WHAT YOU HAVE TO DO: Find each line with the string "konkursie" and copy it.

MATERIAL:
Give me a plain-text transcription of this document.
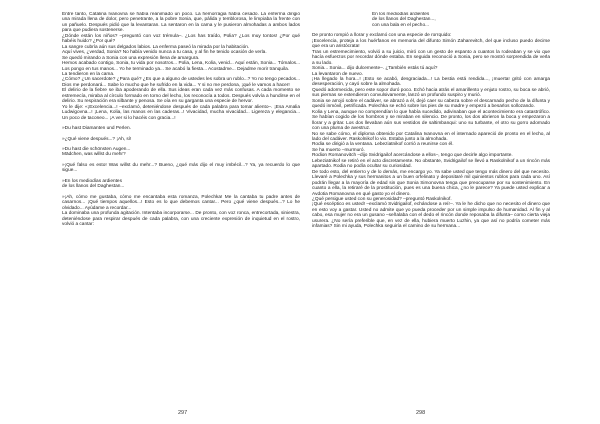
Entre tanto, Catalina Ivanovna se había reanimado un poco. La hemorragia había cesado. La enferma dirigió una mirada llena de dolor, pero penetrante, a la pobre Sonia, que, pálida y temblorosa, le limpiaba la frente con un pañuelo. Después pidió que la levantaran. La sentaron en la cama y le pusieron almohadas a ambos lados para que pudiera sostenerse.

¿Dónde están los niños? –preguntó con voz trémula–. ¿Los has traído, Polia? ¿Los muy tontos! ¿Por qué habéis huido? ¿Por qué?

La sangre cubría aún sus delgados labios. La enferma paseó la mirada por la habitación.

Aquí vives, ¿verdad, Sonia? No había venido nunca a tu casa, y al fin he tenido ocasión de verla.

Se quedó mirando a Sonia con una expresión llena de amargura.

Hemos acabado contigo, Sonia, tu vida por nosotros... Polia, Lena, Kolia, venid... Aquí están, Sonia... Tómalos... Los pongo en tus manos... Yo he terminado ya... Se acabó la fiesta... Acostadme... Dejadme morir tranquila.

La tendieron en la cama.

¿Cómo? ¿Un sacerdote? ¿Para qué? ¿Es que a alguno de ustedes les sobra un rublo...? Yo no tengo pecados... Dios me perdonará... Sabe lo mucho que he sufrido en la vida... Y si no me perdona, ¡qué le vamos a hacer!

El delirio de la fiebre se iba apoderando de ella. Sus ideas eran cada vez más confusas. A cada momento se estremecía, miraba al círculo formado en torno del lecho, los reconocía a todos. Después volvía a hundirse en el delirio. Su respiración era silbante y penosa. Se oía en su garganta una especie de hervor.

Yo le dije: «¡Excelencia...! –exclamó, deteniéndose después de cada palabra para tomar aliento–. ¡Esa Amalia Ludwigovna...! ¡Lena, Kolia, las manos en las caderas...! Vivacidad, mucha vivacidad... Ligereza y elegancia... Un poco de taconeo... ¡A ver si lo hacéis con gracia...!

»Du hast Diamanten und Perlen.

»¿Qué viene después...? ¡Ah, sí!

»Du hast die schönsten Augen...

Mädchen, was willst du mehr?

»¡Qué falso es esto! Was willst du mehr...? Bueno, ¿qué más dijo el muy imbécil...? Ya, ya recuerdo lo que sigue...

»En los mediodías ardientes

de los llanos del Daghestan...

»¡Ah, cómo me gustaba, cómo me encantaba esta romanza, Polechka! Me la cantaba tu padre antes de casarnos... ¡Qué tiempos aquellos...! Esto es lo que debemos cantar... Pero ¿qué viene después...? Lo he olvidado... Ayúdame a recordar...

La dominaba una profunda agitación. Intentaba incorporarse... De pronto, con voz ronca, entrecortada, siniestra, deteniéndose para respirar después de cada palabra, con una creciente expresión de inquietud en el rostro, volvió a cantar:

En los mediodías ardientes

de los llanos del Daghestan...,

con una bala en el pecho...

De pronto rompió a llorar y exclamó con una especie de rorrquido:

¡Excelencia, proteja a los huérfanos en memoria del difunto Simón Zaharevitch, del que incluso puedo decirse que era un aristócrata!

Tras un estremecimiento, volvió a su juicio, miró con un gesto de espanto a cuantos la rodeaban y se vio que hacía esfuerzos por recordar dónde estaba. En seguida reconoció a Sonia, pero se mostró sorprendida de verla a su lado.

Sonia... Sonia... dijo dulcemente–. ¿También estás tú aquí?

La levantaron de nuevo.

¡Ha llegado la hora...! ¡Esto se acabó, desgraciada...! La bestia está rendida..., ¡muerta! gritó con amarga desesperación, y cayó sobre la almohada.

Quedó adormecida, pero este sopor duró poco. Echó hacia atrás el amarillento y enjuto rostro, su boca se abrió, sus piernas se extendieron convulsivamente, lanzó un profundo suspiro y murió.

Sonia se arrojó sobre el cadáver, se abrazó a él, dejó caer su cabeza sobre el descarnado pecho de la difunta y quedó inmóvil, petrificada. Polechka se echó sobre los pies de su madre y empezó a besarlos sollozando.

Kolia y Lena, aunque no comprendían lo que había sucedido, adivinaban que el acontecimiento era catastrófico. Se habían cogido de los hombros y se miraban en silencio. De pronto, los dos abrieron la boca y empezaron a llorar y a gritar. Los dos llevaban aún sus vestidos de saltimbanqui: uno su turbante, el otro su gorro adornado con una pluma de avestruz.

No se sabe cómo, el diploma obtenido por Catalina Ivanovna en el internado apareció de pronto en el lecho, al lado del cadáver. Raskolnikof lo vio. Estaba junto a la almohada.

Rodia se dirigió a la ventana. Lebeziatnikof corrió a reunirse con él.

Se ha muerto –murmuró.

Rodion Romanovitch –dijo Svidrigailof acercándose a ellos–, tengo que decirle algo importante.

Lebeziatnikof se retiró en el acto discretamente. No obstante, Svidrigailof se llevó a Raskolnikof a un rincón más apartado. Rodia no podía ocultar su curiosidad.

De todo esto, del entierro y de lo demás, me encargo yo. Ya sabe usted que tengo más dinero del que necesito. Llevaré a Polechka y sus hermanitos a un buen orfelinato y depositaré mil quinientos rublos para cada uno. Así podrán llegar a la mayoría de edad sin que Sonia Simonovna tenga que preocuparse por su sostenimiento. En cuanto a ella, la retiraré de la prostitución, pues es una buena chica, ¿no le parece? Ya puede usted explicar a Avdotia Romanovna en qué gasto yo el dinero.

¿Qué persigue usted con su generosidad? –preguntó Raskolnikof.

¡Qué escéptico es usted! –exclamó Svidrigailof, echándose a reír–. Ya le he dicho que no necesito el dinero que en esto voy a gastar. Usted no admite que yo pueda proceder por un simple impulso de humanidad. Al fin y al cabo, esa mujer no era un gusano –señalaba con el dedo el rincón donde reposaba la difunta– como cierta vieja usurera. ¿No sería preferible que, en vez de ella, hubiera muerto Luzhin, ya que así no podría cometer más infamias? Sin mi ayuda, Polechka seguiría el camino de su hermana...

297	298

---

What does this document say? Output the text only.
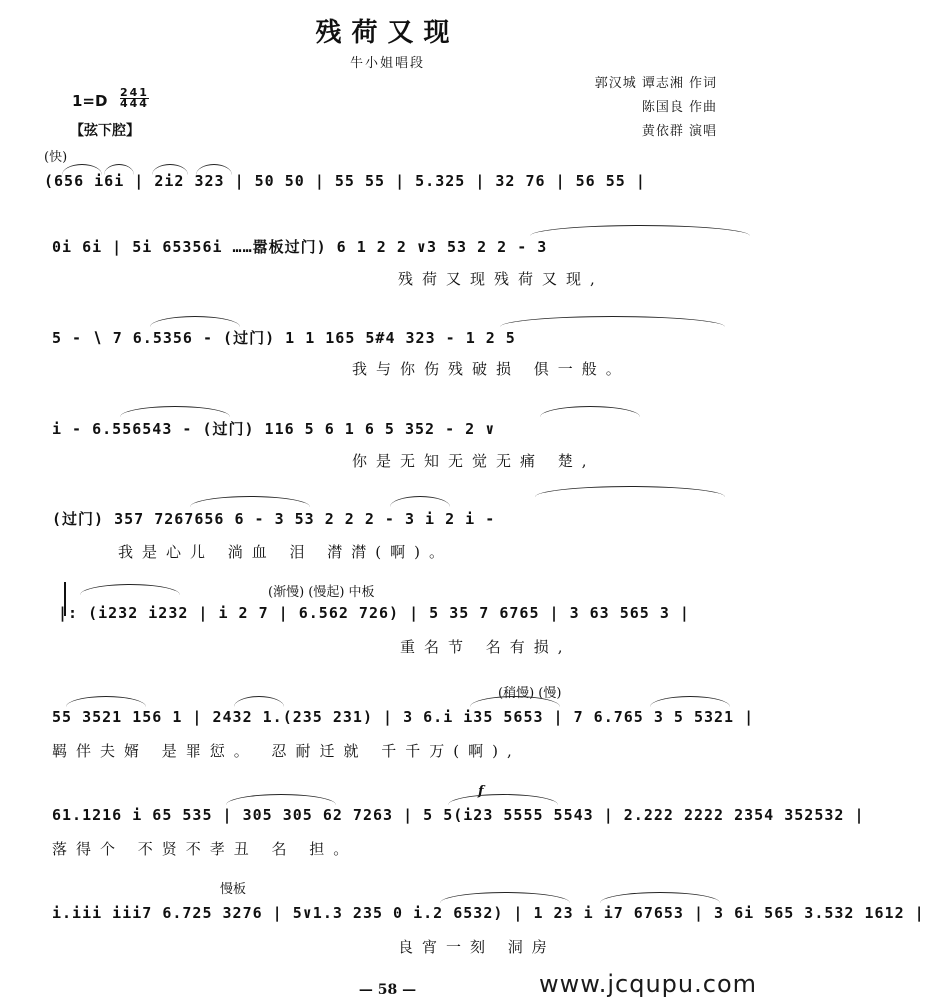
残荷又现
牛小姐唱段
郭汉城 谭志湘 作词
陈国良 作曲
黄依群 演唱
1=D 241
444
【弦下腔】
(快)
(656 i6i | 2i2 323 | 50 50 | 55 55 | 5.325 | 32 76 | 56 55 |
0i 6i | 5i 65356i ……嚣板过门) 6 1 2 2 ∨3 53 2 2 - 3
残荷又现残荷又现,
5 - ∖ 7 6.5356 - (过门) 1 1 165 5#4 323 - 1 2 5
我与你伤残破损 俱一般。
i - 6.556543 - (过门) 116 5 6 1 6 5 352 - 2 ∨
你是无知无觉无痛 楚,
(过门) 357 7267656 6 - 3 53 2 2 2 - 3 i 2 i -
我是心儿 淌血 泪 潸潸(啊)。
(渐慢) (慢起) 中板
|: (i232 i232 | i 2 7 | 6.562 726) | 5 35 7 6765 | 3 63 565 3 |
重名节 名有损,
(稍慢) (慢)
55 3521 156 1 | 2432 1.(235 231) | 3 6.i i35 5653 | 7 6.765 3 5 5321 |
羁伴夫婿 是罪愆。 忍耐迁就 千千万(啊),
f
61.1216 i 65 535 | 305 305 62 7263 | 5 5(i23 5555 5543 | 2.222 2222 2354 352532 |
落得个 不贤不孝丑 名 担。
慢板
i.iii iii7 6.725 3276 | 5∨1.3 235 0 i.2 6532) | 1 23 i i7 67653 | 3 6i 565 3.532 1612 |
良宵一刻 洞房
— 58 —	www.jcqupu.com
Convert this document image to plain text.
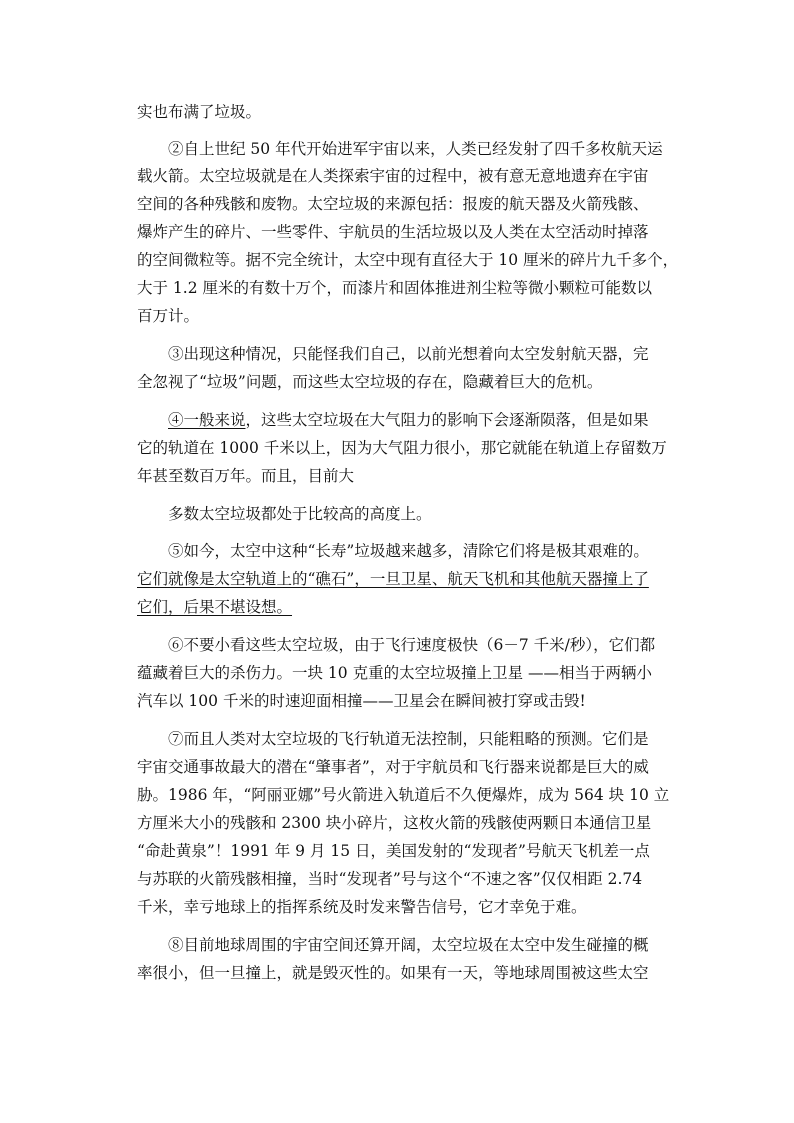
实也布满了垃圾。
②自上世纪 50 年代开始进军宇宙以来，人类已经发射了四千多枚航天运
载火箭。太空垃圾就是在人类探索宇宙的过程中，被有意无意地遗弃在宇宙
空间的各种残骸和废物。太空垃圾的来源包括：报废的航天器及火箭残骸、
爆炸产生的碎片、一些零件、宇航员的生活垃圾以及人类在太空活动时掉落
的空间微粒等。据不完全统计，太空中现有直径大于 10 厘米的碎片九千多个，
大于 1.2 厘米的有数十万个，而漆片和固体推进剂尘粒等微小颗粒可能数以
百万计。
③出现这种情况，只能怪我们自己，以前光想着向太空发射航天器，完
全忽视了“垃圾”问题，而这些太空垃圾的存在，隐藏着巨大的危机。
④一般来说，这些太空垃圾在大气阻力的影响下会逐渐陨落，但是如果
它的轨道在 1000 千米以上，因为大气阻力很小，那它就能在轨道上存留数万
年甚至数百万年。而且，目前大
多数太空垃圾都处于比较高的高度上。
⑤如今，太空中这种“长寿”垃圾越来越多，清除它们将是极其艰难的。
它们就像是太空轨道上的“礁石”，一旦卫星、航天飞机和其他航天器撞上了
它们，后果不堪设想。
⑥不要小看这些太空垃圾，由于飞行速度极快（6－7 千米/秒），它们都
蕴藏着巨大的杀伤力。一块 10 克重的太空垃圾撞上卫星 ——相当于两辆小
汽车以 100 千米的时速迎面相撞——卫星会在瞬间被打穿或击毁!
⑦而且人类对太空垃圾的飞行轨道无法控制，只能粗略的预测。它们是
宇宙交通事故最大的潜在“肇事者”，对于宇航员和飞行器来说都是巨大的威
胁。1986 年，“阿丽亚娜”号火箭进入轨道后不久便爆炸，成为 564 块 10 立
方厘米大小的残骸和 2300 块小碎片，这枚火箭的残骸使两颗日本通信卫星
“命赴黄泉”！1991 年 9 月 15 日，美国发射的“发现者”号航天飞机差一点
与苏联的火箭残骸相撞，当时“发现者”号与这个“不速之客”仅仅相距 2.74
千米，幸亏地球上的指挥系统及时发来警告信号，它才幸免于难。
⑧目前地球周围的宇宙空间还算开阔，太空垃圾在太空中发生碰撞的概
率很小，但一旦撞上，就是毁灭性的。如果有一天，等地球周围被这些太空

==

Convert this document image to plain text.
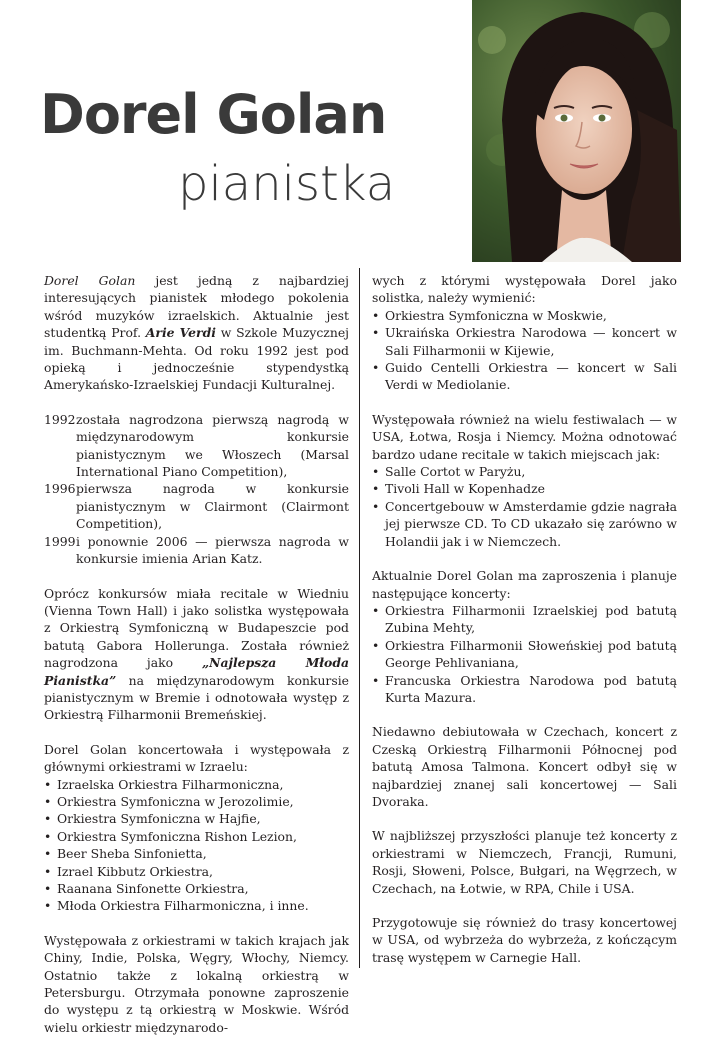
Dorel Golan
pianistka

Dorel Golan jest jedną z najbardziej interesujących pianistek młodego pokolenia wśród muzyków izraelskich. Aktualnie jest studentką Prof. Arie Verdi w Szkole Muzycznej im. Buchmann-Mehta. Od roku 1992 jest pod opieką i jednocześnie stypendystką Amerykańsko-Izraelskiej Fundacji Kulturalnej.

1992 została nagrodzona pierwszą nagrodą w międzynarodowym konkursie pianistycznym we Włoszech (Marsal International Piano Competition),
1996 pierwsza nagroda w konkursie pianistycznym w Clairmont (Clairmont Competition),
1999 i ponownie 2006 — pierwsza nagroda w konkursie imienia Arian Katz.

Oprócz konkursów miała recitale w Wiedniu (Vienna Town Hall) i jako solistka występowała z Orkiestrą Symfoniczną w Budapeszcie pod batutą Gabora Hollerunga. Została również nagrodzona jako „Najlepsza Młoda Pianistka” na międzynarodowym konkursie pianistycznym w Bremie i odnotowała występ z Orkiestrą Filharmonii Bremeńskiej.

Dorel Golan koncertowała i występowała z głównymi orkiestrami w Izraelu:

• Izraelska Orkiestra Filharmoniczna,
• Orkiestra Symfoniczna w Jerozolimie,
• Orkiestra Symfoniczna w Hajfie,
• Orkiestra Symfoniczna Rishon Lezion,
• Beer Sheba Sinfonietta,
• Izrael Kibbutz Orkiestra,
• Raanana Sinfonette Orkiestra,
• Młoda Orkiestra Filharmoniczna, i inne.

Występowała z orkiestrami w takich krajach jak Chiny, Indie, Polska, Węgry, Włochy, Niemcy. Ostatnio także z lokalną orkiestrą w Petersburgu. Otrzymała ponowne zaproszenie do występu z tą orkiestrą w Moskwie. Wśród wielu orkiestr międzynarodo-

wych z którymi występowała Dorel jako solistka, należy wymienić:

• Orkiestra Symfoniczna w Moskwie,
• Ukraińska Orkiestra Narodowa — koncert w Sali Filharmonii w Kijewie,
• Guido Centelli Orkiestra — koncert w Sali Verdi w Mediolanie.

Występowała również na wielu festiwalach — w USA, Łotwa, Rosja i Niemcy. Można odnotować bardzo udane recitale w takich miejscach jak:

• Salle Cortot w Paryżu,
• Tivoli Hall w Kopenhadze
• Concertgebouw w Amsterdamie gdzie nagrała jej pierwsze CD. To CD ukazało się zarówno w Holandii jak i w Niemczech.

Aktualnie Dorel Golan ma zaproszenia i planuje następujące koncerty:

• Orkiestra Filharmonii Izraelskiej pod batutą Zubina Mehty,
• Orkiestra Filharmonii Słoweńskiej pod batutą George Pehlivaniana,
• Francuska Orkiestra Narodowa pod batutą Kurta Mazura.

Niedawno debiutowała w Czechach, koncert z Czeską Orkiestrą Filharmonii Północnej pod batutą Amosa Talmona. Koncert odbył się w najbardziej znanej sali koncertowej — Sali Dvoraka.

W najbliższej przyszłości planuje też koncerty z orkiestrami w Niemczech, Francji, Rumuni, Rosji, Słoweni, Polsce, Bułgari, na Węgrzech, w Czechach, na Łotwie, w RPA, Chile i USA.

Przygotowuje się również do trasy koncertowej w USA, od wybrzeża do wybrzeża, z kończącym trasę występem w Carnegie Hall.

RESULT:
1992 została nagrodzona pierwszą nagrodą w międzynarodowym konkursie pianistycznym we Włoszech (Marsal International Piano Competition),
1996 pierwsza nagroda w konkursie pianistycznym w Clairmont (Clairmont Competition),
1999 i ponownie 2006 — pierwsza nagroda w konkursie imienia Arian Katz.
Oprócz konkursów miała recitale w Wiedniu (Vienna Town Hall) i jako solistka występowała z Orkiestrą Symfoniczną w Budapeszcie pod batutą Gabora Hollerunga. Została również nagrodzona jako „Najlepsza Młoda Pianistka” na międzynarodowym konkursie pianistycznym w Bremie i odnotowała występ z Orkiestrą Filharmonii Bremeńskiej.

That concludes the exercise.